PROBLEM DETAILS ▸
Filter the listing below, copying every line in which the word "JSON" appears.

[Source records]
┄┄┄┄┄┄

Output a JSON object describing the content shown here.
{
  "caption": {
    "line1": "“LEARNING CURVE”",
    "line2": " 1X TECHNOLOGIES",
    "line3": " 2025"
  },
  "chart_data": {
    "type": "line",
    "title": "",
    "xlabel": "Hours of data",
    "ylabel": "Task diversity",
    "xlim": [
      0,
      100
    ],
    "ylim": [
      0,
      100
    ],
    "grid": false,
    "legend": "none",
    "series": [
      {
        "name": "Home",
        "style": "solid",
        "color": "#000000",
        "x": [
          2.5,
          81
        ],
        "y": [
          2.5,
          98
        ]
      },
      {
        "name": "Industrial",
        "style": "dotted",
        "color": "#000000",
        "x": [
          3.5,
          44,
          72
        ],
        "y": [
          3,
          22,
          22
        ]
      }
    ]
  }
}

┄┄┄┄┄┄

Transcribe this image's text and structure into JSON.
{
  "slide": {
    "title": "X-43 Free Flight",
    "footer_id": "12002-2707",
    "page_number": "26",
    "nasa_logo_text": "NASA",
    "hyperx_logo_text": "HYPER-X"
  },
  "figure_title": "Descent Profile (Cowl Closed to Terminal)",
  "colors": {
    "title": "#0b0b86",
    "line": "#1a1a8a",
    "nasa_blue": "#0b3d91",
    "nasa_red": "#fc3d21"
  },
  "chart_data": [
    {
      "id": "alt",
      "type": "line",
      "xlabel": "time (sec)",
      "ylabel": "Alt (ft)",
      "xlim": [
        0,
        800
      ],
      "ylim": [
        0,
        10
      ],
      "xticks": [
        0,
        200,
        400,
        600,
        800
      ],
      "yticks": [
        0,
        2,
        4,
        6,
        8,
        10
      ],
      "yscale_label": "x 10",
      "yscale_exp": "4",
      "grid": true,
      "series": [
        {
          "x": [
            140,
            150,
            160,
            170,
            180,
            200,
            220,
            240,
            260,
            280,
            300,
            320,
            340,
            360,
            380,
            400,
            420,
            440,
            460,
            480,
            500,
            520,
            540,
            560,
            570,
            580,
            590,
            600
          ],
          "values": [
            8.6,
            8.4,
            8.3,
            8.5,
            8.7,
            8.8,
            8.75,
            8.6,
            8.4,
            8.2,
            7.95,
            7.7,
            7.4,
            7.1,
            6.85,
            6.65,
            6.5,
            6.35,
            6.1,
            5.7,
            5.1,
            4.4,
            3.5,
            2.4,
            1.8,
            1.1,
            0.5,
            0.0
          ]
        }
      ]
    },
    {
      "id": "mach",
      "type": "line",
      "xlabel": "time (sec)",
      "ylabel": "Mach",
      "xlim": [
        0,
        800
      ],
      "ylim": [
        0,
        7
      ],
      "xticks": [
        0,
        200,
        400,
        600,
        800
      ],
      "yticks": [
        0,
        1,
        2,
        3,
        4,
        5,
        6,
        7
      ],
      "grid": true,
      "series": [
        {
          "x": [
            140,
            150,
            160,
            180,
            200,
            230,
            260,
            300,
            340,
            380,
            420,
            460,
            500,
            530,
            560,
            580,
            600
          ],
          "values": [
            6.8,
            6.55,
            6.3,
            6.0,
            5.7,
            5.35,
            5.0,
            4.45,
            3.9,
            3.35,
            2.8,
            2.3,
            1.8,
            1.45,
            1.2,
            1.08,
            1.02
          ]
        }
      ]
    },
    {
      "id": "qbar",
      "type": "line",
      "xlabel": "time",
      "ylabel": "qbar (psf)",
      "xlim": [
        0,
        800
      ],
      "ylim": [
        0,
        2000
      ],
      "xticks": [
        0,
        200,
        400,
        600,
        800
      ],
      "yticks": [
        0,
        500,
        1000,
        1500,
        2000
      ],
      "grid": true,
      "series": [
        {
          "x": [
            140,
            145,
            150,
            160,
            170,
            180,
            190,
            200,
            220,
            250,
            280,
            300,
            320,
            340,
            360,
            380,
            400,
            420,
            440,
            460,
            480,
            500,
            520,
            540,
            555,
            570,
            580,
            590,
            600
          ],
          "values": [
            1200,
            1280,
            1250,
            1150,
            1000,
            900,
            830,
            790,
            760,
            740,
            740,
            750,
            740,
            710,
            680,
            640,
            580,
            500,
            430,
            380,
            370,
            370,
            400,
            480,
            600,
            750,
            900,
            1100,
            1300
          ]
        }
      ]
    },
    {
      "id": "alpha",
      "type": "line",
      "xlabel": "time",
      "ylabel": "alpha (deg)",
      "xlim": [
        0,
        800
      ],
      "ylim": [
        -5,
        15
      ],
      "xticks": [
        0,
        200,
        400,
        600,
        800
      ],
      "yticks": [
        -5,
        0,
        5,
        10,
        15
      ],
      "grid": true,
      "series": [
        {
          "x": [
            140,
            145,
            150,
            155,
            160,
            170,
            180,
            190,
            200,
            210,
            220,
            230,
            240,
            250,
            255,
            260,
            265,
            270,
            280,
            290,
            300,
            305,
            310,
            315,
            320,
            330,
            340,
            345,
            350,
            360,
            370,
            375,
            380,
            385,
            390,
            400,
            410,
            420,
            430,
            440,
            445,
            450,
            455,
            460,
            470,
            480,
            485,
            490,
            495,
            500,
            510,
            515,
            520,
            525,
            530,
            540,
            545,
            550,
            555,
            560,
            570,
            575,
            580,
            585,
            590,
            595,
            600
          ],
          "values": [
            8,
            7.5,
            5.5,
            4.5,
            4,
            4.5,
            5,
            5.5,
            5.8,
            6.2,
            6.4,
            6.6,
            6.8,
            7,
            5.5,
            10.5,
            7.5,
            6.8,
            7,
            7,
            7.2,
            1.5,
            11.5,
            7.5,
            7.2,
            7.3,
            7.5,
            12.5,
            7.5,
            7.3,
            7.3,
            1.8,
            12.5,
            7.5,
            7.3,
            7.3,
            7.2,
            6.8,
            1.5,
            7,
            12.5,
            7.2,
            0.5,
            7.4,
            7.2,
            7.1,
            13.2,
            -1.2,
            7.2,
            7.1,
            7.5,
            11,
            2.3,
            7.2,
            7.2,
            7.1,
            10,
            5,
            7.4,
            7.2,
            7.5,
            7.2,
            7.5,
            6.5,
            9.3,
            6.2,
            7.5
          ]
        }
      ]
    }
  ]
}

┄┄┄┄┄┄

RESPONSE FOR THIS EXERCISE ▸
Output a JSON object describing the content shown here.
Transcribe this image's text and structure into JSON.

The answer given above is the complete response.